## [TASK INSTRUCTIONS]
Using the listing below, select the lines with the word "течение" and copy them.

## [PROVIDED DATA]

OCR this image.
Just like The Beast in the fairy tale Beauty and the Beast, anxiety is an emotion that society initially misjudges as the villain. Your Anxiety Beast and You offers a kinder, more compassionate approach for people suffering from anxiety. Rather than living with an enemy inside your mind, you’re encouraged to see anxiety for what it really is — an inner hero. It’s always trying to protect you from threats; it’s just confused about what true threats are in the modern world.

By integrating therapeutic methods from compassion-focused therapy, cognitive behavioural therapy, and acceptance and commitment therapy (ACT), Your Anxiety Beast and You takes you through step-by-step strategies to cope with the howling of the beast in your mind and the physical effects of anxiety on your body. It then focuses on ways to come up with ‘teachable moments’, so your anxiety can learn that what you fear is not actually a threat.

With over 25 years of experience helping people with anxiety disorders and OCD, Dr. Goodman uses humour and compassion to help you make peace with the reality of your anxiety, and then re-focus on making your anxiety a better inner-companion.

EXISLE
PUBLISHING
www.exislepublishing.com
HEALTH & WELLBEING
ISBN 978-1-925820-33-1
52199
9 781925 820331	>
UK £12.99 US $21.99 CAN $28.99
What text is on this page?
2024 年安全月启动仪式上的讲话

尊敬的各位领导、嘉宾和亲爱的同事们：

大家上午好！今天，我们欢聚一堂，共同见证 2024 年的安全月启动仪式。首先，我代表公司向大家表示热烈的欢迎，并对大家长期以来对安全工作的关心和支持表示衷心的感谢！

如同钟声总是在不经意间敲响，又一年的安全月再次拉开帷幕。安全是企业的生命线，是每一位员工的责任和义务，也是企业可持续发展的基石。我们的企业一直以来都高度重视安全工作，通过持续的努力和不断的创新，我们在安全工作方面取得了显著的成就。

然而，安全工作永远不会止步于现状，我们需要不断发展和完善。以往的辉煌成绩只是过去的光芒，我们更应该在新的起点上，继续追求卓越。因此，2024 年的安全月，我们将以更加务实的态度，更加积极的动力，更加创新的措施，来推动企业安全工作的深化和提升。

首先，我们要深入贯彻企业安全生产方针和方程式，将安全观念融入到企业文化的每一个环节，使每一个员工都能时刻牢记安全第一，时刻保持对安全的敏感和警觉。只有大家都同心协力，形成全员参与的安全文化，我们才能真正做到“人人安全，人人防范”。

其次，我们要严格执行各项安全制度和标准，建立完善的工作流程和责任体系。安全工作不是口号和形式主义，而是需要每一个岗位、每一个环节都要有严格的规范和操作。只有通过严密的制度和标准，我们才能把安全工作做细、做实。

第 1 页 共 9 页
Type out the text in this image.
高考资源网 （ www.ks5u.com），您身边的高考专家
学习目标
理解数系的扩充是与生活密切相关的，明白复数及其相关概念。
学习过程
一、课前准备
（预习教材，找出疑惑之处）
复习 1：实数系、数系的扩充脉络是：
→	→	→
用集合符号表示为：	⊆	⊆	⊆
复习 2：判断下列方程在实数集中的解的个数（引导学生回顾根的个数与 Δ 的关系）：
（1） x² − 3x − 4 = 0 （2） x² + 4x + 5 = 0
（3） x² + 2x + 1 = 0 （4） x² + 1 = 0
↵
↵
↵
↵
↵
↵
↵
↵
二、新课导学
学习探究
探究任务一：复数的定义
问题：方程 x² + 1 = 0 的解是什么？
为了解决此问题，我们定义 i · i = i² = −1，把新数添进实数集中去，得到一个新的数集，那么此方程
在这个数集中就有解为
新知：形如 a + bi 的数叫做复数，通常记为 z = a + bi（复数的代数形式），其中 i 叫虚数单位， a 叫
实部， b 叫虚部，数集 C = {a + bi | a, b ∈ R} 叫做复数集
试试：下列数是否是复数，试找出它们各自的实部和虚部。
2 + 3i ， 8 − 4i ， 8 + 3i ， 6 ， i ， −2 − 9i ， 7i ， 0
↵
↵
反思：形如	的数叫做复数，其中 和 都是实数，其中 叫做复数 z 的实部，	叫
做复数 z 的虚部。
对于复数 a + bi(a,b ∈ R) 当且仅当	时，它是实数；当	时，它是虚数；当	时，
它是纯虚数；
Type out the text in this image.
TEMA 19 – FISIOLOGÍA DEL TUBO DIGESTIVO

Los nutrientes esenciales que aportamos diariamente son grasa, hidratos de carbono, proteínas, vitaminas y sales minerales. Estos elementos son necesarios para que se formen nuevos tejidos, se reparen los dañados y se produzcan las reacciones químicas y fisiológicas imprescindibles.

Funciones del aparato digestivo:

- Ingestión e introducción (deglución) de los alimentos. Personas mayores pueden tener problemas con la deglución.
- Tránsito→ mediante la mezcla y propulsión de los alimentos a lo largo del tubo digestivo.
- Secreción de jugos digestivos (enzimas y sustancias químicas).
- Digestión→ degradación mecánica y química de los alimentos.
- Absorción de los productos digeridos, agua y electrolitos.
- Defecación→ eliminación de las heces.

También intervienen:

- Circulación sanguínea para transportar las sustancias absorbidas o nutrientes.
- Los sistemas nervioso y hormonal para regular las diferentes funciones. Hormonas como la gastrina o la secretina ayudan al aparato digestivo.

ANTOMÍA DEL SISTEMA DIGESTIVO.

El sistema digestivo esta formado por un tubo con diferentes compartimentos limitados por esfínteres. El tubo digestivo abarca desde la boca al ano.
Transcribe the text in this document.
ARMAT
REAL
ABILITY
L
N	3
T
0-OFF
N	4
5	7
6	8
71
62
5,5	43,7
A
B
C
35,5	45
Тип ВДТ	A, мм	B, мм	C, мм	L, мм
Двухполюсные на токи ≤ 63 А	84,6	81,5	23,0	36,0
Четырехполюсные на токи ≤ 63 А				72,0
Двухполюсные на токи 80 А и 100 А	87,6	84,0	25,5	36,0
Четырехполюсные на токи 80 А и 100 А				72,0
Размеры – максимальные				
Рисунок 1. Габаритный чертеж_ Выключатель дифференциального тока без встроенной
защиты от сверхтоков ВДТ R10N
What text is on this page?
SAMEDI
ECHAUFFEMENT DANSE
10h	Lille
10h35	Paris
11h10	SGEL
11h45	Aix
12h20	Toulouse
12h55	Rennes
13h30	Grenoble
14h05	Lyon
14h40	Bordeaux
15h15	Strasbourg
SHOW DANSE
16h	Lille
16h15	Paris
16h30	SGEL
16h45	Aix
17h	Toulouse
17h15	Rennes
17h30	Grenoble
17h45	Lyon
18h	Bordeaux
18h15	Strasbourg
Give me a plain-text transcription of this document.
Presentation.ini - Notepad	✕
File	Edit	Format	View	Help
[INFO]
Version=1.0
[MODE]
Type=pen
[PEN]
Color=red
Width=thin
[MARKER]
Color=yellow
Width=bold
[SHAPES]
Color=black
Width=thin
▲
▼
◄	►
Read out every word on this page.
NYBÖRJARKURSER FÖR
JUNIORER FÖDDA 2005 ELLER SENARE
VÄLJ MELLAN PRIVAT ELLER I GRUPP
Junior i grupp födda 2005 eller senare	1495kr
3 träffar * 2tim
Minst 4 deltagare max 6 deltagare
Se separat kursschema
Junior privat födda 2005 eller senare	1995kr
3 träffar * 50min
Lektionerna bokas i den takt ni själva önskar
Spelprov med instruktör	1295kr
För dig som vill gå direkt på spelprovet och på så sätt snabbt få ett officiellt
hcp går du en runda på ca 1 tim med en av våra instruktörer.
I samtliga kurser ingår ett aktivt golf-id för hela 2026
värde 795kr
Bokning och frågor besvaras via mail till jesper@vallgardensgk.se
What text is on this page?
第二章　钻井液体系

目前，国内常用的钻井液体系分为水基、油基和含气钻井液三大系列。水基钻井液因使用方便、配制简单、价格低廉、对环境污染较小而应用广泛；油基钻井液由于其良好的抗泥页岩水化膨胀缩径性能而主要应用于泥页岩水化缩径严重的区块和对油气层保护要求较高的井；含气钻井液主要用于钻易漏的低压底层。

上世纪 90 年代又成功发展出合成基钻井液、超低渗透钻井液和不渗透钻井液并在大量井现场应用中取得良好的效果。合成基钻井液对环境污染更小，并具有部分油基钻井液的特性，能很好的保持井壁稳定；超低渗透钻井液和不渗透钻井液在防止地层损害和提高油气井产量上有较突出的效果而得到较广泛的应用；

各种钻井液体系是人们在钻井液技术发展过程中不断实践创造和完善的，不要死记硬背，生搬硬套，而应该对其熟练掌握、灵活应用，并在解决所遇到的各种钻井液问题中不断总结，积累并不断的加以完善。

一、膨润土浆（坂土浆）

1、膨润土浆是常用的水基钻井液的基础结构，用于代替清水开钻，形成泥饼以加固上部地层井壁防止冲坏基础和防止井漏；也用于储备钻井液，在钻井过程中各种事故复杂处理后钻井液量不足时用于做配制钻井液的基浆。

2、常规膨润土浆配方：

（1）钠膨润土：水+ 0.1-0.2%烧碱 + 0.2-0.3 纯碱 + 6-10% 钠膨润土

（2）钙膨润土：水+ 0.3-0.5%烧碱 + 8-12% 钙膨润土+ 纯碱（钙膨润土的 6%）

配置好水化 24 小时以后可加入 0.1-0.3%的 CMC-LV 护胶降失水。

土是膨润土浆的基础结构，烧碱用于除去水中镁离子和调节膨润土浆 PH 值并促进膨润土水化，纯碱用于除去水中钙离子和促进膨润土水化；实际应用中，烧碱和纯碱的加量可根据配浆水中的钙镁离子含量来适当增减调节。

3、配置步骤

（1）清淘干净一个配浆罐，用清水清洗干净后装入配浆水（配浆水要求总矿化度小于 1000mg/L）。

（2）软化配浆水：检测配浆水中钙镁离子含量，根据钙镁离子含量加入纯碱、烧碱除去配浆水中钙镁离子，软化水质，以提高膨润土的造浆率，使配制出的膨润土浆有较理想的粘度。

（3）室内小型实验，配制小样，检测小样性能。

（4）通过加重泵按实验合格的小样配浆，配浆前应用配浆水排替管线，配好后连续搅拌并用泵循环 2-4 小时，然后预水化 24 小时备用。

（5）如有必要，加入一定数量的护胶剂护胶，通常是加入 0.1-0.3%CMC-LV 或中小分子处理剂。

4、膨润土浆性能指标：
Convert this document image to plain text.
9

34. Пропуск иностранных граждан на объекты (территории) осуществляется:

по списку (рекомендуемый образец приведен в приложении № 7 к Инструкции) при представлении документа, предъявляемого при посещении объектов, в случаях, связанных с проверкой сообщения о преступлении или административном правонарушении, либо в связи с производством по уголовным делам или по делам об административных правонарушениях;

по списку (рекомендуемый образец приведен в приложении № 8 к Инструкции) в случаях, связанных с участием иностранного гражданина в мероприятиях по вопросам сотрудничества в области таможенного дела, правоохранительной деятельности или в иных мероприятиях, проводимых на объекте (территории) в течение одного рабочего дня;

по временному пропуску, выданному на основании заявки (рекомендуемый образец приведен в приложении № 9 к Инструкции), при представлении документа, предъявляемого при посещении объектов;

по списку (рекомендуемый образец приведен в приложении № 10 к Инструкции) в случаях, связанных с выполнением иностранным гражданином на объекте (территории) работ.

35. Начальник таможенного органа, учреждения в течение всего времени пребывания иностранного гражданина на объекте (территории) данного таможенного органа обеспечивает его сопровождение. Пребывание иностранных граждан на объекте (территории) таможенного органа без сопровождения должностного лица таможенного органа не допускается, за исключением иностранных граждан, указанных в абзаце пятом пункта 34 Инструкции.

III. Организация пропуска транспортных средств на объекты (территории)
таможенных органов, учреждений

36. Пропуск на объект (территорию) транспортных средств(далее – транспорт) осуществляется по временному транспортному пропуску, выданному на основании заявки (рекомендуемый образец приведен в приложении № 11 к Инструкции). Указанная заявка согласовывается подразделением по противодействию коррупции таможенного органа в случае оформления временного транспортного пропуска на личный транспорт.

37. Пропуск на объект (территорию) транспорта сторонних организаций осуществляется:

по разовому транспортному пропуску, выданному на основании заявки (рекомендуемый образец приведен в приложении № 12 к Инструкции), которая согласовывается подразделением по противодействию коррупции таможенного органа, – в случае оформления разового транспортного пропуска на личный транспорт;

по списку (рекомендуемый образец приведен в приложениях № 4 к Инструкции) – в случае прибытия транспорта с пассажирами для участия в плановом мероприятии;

## [EXPECTED OUTPUT]
по списку (рекомендуемый образец приведен в приложении № 8 к Инструкции) в случаях, связанных с участием иностранного гражданина в мероприятиях по вопросам сотрудничества в области таможенного дела, правоохранительной деятельности или в иных мероприятиях, проводимых на объекте (территории) в течение одного рабочего дня;
35. Начальник таможенного органа, учреждения в течение всего времени пребывания иностранного гражданина на объекте (территории) данного таможенного органа обеспечивает его сопровождение. Пребывание иностранных граждан на объекте (территории) таможенного органа без сопровождения должностного лица таможенного органа не допускается, за исключением иностранных граждан, указанных в абзаце пятом пункта 34 Инструкции.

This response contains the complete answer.